Recorded data:

::::::

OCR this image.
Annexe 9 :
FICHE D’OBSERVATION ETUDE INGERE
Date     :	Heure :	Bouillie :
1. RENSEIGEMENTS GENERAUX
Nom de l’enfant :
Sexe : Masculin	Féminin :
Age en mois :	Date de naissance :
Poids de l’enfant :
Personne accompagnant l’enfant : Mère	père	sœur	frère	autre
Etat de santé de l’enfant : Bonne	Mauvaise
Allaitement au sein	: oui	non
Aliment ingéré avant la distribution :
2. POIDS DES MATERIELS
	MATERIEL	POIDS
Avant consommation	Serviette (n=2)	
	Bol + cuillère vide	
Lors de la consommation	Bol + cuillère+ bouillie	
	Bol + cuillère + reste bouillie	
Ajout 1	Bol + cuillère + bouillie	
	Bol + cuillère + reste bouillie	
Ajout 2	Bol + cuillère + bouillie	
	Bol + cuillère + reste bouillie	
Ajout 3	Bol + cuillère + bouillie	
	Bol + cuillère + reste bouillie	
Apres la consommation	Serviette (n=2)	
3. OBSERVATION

::::::

▸ Problem statement
Restate the listing above word for word.

▸ Written response
OCR this image.
Annexe 9 :
FICHE D’OBSERVATION ETUDE INGERE
Date     :	Heure :	Bouillie :
1. RENSEIGEMENTS GENERAUX
Nom de l’enfant :
Sexe : Masculin	Féminin :
Age en mois :	Date de naissance :
Poids de l’enfant :
Personne accompagnant l’enfant : Mère	père	sœur	frère	autre
Etat de santé de l’enfant : Bonne	Mauvaise
Allaitement au sein	: oui	non
Aliment ingéré avant la distribution :
2. POIDS DES MATERIELS
	MATERIEL	POIDS
Avant consommation	Serviette (n=2)	
	Bol + cuillère vide	
Lors de la consommation	Bol + cuillère+ bouillie	
	Bol + cuillère + reste bouillie	
Ajout 1	Bol + cuillère + bouillie	
	Bol + cuillère + reste bouillie	
Ajout 2	Bol + cuillère + bouillie	
	Bol + cuillère + reste bouillie	
Ajout 3	Bol + cuillère + bouillie	
	Bol + cuillère + reste bouillie	
Apres la consommation	Serviette (n=2)	
3. OBSERVATION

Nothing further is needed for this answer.